▶ Objective
Show each line of the data below that has the string "когда" in it.

▶ Recorded data

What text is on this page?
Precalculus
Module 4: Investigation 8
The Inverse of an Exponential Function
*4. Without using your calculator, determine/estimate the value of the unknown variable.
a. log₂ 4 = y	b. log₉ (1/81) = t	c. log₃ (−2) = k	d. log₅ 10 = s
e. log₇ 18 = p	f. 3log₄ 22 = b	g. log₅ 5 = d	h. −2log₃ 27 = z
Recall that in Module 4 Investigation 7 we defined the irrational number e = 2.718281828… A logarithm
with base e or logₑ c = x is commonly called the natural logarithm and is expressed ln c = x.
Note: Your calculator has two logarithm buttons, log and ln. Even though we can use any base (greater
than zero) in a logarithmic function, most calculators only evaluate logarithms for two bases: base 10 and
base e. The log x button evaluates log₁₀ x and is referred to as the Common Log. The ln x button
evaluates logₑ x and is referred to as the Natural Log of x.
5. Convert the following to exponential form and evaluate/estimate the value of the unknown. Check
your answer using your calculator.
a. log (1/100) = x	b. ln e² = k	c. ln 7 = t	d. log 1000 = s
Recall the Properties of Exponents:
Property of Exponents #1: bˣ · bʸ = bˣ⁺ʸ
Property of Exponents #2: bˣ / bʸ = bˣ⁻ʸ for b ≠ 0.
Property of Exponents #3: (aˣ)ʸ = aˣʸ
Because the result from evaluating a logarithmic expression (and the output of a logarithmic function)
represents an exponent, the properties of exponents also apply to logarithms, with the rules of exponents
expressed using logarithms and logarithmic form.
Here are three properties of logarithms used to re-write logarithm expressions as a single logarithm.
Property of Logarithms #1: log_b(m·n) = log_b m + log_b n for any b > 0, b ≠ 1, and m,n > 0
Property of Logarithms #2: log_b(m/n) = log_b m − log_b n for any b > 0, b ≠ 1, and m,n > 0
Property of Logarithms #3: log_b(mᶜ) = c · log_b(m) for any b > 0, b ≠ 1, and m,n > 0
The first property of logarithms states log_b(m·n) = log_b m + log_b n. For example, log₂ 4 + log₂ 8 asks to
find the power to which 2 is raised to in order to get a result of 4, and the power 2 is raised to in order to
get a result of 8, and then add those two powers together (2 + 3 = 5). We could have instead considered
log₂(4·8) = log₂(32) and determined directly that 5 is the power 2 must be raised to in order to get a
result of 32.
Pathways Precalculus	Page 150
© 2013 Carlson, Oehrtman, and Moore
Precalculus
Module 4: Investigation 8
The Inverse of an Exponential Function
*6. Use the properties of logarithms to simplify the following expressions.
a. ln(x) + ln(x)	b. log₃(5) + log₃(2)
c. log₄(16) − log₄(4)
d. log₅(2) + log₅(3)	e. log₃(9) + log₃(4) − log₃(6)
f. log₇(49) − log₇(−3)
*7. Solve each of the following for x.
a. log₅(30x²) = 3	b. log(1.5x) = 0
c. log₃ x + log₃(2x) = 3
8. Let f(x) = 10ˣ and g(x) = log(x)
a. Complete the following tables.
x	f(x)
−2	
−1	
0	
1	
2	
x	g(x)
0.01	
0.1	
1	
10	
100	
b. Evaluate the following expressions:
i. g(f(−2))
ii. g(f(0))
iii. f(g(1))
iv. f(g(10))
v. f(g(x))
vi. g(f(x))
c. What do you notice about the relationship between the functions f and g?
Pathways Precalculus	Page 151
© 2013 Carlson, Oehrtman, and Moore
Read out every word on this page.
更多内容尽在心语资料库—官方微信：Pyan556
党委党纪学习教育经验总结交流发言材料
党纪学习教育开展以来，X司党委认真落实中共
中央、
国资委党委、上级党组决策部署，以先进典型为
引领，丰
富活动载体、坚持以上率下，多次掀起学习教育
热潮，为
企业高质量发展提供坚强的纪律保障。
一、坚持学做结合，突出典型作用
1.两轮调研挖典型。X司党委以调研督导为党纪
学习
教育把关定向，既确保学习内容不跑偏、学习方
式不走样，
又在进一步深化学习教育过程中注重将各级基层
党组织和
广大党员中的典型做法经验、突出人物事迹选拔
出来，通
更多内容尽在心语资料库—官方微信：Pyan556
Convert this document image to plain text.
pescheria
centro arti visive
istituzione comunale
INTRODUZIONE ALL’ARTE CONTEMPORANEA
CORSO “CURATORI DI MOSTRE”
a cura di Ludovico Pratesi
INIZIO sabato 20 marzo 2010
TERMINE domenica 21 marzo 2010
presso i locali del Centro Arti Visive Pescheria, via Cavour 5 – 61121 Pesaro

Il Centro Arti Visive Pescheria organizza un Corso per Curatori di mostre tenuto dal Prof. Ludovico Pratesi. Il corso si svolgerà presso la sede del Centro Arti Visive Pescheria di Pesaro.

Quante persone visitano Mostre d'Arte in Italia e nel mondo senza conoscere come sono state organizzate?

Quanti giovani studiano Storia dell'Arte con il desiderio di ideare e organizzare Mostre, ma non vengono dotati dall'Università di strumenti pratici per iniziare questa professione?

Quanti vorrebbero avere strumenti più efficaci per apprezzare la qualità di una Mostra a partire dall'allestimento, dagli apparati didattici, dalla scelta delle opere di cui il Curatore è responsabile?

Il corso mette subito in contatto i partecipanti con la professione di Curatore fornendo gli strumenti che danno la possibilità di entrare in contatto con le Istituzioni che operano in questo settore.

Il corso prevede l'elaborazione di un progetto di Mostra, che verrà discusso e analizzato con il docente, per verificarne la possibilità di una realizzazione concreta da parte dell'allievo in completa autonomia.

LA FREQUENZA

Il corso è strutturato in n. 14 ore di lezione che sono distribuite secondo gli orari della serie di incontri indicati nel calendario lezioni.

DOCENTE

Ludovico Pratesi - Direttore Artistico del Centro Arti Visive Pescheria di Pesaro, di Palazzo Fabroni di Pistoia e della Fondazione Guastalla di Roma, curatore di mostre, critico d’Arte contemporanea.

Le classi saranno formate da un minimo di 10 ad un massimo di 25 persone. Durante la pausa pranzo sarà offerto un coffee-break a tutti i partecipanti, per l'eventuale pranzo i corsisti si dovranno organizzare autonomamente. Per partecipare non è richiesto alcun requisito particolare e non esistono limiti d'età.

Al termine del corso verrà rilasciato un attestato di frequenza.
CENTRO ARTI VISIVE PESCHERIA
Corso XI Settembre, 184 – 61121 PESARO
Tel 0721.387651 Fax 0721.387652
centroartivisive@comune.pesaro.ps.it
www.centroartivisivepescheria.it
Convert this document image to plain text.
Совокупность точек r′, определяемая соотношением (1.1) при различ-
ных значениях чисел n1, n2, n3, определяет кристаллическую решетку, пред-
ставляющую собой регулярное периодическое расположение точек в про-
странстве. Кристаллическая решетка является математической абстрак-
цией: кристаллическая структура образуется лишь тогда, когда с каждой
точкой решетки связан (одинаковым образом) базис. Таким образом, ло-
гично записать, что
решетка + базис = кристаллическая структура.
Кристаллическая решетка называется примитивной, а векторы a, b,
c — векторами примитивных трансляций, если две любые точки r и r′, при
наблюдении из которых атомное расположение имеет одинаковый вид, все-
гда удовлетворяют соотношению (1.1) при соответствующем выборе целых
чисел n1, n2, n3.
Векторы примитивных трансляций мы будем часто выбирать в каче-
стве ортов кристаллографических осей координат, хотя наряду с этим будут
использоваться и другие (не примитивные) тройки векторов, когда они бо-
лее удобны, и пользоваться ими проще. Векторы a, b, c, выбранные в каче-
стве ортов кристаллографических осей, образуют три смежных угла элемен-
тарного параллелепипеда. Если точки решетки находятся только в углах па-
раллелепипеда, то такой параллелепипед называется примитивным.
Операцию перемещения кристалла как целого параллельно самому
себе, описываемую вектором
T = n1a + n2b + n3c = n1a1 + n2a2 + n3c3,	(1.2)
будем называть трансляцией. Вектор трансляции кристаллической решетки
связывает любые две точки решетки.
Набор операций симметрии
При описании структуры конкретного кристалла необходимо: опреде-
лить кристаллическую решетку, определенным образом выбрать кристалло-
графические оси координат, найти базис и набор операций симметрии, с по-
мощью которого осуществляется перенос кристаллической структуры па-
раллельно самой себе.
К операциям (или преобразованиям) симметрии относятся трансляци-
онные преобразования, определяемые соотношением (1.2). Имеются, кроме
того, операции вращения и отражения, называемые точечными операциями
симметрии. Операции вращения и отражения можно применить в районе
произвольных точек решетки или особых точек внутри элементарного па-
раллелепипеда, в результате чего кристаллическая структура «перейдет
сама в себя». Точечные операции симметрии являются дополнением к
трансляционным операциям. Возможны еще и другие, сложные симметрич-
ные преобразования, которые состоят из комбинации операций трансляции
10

▶ Finished exercise
цией: кристаллическая структура образуется лишь тогда, когда с каждой
использоваться и другие (не примитивные) тройки векторов, когда они бо-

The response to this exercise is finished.